[Structured figure records]
============================================================

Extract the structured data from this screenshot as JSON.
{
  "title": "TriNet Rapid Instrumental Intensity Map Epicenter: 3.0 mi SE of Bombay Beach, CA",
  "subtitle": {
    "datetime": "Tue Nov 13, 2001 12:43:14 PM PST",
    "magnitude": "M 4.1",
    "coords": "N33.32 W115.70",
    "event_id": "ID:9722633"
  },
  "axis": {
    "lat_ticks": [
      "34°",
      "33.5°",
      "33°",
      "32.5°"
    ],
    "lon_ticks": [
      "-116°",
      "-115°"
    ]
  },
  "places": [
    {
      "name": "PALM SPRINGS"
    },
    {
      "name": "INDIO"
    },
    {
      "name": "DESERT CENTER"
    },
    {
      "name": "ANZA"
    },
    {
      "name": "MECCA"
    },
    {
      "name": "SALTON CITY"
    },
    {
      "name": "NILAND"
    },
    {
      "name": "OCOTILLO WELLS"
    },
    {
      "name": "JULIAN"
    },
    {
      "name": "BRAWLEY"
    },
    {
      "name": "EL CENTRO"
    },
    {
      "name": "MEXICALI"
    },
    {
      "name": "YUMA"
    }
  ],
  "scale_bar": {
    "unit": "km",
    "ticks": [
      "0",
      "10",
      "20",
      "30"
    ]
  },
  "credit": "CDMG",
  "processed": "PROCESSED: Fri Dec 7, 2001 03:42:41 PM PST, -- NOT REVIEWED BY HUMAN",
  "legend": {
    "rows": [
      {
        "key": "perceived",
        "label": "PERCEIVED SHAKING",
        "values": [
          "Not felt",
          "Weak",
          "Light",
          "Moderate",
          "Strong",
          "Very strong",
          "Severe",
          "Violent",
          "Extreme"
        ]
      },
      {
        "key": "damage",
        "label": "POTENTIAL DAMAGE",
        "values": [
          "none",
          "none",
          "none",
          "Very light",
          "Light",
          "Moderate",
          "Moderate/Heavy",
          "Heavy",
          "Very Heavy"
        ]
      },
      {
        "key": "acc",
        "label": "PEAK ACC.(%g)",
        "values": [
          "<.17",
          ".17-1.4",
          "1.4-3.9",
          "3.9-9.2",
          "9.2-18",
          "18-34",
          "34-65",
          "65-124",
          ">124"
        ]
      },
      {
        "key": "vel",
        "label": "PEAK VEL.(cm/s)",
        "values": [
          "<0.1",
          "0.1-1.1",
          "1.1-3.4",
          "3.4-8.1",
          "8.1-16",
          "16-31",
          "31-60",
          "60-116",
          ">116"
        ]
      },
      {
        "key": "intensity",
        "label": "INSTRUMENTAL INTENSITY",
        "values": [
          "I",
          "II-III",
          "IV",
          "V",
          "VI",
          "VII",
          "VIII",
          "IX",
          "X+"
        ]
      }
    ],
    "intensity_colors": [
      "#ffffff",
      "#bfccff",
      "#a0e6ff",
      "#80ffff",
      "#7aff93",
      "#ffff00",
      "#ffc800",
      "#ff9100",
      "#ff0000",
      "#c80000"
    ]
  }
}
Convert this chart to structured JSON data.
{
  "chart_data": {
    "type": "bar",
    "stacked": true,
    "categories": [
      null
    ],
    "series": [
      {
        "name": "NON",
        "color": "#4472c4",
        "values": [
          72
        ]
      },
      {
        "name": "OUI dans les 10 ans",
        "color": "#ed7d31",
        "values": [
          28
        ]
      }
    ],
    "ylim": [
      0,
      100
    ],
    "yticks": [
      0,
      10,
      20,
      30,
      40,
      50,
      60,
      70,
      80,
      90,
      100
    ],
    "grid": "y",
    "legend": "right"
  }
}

============================================================

### Your instructions:
With both ends included, please retype exactly the lines from the line containing "Convert this chart to structured JSON data." to the final line of the data.

### Answer to this problem:
Convert this chart to structured JSON data.
{
  "chart_data": {
    "type": "bar",
    "stacked": true,
    "categories": [
      null
    ],
    "series": [
      {
        "name": "NON",
        "color": "#4472c4",
        "values": [
          72
        ]
      },
      {
        "name": "OUI dans les 10 ans",
        "color": "#ed7d31",
        "values": [
          28
        ]
      }
    ],
    "ylim": [
      0,
      100
    ],
    "yticks": [
      0,
      10,
      20,
      30,
      40,
      50,
      60,
      70,
      80,
      90,
      100
    ],
    "grid": "y",
    "legend": "right"
  }
}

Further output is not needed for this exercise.